start Record excerpts
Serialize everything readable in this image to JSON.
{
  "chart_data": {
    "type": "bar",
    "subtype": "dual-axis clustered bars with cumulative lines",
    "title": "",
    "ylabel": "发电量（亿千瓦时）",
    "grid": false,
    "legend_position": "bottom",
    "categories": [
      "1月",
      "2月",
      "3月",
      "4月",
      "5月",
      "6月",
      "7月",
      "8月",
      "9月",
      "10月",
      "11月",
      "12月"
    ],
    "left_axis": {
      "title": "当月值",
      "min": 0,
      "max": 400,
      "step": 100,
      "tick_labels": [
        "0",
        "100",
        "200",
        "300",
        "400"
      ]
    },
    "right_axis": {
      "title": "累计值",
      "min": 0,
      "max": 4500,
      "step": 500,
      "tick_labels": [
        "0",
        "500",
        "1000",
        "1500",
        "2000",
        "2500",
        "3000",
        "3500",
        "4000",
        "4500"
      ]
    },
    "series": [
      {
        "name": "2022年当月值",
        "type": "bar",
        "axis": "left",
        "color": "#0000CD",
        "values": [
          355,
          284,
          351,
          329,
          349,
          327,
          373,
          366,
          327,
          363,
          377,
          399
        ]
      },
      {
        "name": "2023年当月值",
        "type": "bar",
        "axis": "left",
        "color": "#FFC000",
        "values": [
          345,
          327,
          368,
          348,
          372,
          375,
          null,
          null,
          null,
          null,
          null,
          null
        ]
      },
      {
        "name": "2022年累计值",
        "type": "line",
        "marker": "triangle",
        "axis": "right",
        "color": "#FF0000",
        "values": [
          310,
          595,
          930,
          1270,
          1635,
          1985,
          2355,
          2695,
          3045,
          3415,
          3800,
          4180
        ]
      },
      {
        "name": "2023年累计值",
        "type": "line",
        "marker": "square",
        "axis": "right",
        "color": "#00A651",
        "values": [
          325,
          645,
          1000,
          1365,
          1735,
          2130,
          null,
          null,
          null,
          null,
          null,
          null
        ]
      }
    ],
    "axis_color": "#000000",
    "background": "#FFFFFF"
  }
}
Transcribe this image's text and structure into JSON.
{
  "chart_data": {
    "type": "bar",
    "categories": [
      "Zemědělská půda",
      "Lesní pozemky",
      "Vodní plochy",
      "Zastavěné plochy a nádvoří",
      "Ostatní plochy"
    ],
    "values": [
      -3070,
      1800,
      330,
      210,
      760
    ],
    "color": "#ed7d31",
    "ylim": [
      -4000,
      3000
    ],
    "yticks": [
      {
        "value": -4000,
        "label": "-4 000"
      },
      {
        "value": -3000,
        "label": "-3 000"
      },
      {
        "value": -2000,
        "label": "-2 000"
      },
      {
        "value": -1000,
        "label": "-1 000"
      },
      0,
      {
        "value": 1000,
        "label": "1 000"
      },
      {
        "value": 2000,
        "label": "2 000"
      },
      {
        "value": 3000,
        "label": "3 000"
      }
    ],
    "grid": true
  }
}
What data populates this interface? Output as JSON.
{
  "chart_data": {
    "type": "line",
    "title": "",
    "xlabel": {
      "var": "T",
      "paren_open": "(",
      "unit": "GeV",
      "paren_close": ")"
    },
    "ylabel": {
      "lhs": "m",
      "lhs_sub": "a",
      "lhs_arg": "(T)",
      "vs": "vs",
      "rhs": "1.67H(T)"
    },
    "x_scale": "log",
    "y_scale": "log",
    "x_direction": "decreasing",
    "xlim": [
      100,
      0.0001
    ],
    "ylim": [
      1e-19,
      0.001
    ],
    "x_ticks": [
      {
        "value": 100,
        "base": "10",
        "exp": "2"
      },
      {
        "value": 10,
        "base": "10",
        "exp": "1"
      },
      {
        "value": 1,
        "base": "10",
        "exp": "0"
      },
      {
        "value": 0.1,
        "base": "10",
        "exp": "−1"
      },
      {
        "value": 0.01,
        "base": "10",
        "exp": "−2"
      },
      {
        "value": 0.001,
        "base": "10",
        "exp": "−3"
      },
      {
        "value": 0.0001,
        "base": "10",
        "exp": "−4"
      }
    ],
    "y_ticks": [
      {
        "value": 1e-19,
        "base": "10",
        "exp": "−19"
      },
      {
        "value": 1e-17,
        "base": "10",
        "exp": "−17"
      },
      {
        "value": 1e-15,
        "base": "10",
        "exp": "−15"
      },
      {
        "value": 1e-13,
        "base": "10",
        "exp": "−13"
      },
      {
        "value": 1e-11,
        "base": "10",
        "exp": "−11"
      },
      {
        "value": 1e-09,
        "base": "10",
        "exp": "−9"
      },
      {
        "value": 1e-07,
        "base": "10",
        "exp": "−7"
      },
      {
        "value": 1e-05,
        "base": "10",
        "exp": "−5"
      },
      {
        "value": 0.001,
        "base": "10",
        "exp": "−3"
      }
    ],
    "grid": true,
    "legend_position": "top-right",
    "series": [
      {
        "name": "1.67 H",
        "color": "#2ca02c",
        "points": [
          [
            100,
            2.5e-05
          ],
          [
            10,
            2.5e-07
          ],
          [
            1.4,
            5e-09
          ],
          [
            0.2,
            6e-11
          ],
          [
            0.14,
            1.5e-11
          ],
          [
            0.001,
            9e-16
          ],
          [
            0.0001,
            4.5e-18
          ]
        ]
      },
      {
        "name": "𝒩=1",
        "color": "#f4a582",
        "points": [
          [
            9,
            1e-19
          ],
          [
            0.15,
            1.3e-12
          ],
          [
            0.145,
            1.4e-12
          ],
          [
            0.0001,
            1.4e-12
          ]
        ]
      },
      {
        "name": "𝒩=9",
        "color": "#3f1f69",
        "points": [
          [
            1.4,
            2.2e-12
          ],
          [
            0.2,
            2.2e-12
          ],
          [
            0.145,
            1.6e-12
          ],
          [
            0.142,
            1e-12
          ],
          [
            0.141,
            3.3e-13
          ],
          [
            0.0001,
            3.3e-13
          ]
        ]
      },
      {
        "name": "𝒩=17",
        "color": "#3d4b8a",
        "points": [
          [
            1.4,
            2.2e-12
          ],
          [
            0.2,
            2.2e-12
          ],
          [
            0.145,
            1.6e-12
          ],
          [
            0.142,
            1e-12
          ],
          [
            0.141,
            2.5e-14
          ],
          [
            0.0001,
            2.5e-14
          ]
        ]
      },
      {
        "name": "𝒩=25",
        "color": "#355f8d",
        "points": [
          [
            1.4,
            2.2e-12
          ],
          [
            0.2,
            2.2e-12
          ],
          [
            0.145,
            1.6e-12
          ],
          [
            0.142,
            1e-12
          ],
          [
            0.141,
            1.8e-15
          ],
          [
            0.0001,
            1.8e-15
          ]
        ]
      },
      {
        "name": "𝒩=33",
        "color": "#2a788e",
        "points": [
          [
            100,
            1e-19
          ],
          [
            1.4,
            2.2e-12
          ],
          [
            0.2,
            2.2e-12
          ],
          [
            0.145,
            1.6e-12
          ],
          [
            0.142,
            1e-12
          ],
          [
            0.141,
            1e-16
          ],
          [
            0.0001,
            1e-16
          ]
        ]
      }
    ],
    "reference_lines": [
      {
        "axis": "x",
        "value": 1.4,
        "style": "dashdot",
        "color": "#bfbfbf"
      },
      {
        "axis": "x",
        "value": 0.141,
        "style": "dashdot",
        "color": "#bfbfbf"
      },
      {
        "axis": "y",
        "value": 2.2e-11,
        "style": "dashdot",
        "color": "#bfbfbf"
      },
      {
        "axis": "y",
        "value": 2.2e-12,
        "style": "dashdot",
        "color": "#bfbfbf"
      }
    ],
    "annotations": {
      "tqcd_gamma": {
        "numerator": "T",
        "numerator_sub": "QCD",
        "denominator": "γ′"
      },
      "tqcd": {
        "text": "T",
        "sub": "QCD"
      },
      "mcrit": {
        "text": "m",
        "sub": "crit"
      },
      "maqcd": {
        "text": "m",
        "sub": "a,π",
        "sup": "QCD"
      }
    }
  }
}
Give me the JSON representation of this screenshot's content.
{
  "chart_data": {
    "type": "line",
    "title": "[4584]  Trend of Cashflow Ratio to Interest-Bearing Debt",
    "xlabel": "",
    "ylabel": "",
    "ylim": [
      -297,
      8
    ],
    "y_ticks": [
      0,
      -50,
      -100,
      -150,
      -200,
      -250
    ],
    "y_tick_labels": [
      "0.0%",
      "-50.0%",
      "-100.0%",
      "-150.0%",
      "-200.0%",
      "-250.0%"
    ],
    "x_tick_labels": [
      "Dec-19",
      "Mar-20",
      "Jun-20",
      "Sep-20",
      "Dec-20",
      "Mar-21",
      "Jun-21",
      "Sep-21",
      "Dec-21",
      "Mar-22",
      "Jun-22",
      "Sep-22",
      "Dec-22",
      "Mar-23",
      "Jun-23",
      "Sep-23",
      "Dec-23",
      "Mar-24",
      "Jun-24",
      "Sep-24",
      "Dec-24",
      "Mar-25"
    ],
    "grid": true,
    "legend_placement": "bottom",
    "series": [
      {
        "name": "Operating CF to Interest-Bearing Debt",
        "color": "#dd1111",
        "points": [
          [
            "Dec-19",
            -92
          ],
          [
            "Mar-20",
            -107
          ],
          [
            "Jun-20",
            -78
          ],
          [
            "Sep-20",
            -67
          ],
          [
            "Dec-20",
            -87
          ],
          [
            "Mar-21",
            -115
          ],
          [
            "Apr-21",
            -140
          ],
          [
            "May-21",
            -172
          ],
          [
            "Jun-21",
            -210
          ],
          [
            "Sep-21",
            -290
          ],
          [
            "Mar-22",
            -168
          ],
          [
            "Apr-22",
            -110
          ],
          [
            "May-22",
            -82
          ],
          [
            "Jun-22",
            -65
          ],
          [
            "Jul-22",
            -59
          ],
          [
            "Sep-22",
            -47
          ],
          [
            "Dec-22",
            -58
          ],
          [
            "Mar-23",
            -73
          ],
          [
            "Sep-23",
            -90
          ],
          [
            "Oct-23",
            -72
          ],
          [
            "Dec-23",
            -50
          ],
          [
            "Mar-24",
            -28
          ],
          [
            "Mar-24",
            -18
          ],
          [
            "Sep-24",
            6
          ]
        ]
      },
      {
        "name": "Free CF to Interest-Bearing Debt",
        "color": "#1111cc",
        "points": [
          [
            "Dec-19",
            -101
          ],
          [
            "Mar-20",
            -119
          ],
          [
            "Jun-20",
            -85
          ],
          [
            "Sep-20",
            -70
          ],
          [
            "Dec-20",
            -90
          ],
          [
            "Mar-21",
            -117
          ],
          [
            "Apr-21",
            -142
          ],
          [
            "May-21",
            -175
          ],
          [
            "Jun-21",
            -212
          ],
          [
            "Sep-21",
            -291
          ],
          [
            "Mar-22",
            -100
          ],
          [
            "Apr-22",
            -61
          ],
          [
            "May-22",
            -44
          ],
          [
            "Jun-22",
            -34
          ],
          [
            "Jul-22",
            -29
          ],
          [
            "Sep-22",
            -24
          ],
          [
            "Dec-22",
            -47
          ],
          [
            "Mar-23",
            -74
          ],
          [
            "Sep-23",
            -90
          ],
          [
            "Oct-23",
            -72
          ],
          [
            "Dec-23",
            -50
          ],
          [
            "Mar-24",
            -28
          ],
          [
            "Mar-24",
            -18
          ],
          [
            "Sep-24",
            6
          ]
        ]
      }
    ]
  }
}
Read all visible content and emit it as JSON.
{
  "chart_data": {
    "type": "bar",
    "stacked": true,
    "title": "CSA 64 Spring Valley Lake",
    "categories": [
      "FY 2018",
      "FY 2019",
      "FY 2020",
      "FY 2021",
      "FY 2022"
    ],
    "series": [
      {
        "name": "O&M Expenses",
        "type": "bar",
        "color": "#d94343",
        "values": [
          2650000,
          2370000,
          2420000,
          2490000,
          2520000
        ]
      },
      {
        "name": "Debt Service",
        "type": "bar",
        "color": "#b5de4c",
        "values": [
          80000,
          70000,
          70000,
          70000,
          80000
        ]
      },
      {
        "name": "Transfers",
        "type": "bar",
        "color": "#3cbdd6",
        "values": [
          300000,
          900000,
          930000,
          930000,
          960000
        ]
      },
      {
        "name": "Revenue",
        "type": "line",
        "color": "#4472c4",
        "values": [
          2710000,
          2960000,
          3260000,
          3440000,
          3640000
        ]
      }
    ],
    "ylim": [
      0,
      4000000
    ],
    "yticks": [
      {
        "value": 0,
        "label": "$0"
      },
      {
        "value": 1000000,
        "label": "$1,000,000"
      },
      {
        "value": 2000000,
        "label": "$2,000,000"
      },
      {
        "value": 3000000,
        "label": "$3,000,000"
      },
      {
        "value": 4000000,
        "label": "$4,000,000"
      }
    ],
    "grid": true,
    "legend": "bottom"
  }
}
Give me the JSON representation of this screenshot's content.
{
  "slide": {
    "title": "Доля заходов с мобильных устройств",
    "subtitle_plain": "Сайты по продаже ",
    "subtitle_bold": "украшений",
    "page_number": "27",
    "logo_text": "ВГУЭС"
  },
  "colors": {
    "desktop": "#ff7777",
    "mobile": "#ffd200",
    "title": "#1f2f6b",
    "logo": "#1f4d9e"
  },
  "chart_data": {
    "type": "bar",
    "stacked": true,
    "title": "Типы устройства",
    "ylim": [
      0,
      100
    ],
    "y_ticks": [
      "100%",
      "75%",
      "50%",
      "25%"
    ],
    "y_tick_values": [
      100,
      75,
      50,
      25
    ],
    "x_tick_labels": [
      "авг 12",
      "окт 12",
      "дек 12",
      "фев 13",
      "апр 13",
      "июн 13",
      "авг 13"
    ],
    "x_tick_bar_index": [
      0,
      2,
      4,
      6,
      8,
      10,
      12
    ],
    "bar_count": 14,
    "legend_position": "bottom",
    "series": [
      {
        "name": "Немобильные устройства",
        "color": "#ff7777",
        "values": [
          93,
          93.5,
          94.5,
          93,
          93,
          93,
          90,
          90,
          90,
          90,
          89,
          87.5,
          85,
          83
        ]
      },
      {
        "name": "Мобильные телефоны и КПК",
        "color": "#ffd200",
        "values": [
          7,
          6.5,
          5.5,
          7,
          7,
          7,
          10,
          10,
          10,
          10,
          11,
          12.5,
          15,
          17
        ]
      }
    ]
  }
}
end Record excerpts
* _What the task requires_
Using the records above, find and show each line with the string "Interest".

* _Output_
    "title": "[4584]  Trend of Cashflow Ratio to Interest-Bearing Debt",
        "name": "Operating CF to Interest-Bearing Debt",
        "name": "Free CF to Interest-Bearing Debt",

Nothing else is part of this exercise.